**WHAT YOU HAVE TO DO**
Reproduce all entries verbatim, with nothing added or dropped.

**Records**
☆ ☆ ☆ ☆
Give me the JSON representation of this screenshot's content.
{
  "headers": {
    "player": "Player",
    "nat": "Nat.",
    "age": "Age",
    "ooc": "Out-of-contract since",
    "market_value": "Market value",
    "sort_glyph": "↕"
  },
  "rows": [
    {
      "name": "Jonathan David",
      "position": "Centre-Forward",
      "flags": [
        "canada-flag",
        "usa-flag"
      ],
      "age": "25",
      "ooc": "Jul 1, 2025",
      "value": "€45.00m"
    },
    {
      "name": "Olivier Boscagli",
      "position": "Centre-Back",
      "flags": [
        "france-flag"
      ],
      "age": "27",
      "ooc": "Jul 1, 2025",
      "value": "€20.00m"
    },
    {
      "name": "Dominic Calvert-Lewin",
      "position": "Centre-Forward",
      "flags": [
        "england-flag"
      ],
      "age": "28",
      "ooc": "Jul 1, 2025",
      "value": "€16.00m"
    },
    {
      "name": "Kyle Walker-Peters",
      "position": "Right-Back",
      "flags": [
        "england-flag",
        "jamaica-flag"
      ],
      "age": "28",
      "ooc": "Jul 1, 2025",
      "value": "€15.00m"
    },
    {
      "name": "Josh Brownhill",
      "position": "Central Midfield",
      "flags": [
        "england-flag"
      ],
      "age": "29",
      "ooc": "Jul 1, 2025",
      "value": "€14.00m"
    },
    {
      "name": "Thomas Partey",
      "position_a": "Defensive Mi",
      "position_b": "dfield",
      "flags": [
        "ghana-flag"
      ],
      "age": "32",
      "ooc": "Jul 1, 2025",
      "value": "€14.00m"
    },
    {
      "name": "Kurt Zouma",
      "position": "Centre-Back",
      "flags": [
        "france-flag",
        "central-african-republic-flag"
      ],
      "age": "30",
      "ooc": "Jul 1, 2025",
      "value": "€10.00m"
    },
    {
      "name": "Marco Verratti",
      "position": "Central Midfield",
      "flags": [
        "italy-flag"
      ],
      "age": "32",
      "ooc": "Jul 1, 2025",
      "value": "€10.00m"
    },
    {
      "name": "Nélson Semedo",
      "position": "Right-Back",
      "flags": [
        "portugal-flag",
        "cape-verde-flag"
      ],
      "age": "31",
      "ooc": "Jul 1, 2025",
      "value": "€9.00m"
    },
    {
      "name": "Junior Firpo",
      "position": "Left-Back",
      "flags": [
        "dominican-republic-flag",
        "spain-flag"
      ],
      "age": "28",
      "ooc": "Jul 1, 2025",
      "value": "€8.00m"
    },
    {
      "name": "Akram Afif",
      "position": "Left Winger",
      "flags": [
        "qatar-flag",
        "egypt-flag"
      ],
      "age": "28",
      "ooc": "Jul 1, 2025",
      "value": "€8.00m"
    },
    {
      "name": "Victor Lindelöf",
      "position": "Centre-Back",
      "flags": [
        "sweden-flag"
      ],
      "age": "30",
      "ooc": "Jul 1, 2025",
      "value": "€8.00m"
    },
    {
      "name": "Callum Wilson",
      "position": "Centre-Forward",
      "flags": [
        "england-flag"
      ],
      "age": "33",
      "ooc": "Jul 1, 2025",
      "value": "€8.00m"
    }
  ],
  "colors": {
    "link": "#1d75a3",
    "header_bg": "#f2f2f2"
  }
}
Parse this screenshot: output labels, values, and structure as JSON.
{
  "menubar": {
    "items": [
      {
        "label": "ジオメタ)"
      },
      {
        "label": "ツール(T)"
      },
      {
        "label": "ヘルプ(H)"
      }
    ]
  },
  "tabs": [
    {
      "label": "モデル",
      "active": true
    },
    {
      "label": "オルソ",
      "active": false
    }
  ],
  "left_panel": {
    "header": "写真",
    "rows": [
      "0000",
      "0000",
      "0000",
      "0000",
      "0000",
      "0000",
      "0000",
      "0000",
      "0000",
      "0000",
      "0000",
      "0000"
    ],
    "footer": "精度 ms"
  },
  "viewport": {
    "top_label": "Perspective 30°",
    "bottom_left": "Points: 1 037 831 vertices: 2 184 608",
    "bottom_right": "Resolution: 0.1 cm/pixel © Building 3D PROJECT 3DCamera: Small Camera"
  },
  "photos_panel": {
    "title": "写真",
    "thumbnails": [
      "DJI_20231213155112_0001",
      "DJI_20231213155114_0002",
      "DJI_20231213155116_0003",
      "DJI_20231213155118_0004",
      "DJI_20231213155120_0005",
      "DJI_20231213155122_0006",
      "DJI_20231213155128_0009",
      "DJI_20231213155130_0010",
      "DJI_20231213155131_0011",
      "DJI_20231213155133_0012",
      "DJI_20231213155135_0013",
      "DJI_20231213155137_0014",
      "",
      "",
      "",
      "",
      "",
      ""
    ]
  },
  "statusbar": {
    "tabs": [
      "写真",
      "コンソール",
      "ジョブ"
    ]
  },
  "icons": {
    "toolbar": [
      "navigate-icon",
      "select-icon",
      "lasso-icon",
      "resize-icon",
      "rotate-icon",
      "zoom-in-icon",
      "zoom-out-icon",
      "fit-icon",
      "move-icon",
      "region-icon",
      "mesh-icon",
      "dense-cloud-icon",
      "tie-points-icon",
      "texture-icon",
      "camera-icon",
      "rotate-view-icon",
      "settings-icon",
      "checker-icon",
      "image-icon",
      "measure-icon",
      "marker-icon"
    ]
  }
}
☆ ☆ ☆ ☆
**WRITTEN RESPONSE**
Give me the JSON representation of this screenshot's content.
{
  "headers": {
    "player": "Player",
    "nat": "Nat.",
    "age": "Age",
    "ooc": "Out-of-contract since",
    "market_value": "Market value",
    "sort_glyph": "↕"
  },
  "rows": [
    {
      "name": "Jonathan David",
      "position": "Centre-Forward",
      "flags": [
        "canada-flag",
        "usa-flag"
      ],
      "age": "25",
      "ooc": "Jul 1, 2025",
      "value": "€45.00m"
    },
    {
      "name": "Olivier Boscagli",
      "position": "Centre-Back",
      "flags": [
        "france-flag"
      ],
      "age": "27",
      "ooc": "Jul 1, 2025",
      "value": "€20.00m"
    },
    {
      "name": "Dominic Calvert-Lewin",
      "position": "Centre-Forward",
      "flags": [
        "england-flag"
      ],
      "age": "28",
      "ooc": "Jul 1, 2025",
      "value": "€16.00m"
    },
    {
      "name": "Kyle Walker-Peters",
      "position": "Right-Back",
      "flags": [
        "england-flag",
        "jamaica-flag"
      ],
      "age": "28",
      "ooc": "Jul 1, 2025",
      "value": "€15.00m"
    },
    {
      "name": "Josh Brownhill",
      "position": "Central Midfield",
      "flags": [
        "england-flag"
      ],
      "age": "29",
      "ooc": "Jul 1, 2025",
      "value": "€14.00m"
    },
    {
      "name": "Thomas Partey",
      "position_a": "Defensive Mi",
      "position_b": "dfield",
      "flags": [
        "ghana-flag"
      ],
      "age": "32",
      "ooc": "Jul 1, 2025",
      "value": "€14.00m"
    },
    {
      "name": "Kurt Zouma",
      "position": "Centre-Back",
      "flags": [
        "france-flag",
        "central-african-republic-flag"
      ],
      "age": "30",
      "ooc": "Jul 1, 2025",
      "value": "€10.00m"
    },
    {
      "name": "Marco Verratti",
      "position": "Central Midfield",
      "flags": [
        "italy-flag"
      ],
      "age": "32",
      "ooc": "Jul 1, 2025",
      "value": "€10.00m"
    },
    {
      "name": "Nélson Semedo",
      "position": "Right-Back",
      "flags": [
        "portugal-flag",
        "cape-verde-flag"
      ],
      "age": "31",
      "ooc": "Jul 1, 2025",
      "value": "€9.00m"
    },
    {
      "name": "Junior Firpo",
      "position": "Left-Back",
      "flags": [
        "dominican-republic-flag",
        "spain-flag"
      ],
      "age": "28",
      "ooc": "Jul 1, 2025",
      "value": "€8.00m"
    },
    {
      "name": "Akram Afif",
      "position": "Left Winger",
      "flags": [
        "qatar-flag",
        "egypt-flag"
      ],
      "age": "28",
      "ooc": "Jul 1, 2025",
      "value": "€8.00m"
    },
    {
      "name": "Victor Lindelöf",
      "position": "Centre-Back",
      "flags": [
        "sweden-flag"
      ],
      "age": "30",
      "ooc": "Jul 1, 2025",
      "value": "€8.00m"
    },
    {
      "name": "Callum Wilson",
      "position": "Centre-Forward",
      "flags": [
        "england-flag"
      ],
      "age": "33",
      "ooc": "Jul 1, 2025",
      "value": "€8.00m"
    }
  ],
  "colors": {
    "link": "#1d75a3",
    "header_bg": "#f2f2f2"
  }
}
Parse this screenshot: output labels, values, and structure as JSON.
{
  "menubar": {
    "items": [
      {
        "label": "ジオメタ)"
      },
      {
        "label": "ツール(T)"
      },
      {
        "label": "ヘルプ(H)"
      }
    ]
  },
  "tabs": [
    {
      "label": "モデル",
      "active": true
    },
    {
      "label": "オルソ",
      "active": false
    }
  ],
  "left_panel": {
    "header": "写真",
    "rows": [
      "0000",
      "0000",
      "0000",
      "0000",
      "0000",
      "0000",
      "0000",
      "0000",
      "0000",
      "0000",
      "0000",
      "0000"
    ],
    "footer": "精度 ms"
  },
  "viewport": {
    "top_label": "Perspective 30°",
    "bottom_left": "Points: 1 037 831 vertices: 2 184 608",
    "bottom_right": "Resolution: 0.1 cm/pixel © Building 3D PROJECT 3DCamera: Small Camera"
  },
  "photos_panel": {
    "title": "写真",
    "thumbnails": [
      "DJI_20231213155112_0001",
      "DJI_20231213155114_0002",
      "DJI_20231213155116_0003",
      "DJI_20231213155118_0004",
      "DJI_20231213155120_0005",
      "DJI_20231213155122_0006",
      "DJI_20231213155128_0009",
      "DJI_20231213155130_0010",
      "DJI_20231213155131_0011",
      "DJI_20231213155133_0012",
      "DJI_20231213155135_0013",
      "DJI_20231213155137_0014",
      "",
      "",
      "",
      "",
      "",
      ""
    ]
  },
  "statusbar": {
    "tabs": [
      "写真",
      "コンソール",
      "ジョブ"
    ]
  },
  "icons": {
    "toolbar": [
      "navigate-icon",
      "select-icon",
      "lasso-icon",
      "resize-icon",
      "rotate-icon",
      "zoom-in-icon",
      "zoom-out-icon",
      "fit-icon",
      "move-icon",
      "region-icon",
      "mesh-icon",
      "dense-cloud-icon",
      "tie-points-icon",
      "texture-icon",
      "camera-icon",
      "rotate-view-icon",
      "settings-icon",
      "checker-icon",
      "image-icon",
      "measure-icon",
      "marker-icon"
    ]
  }
}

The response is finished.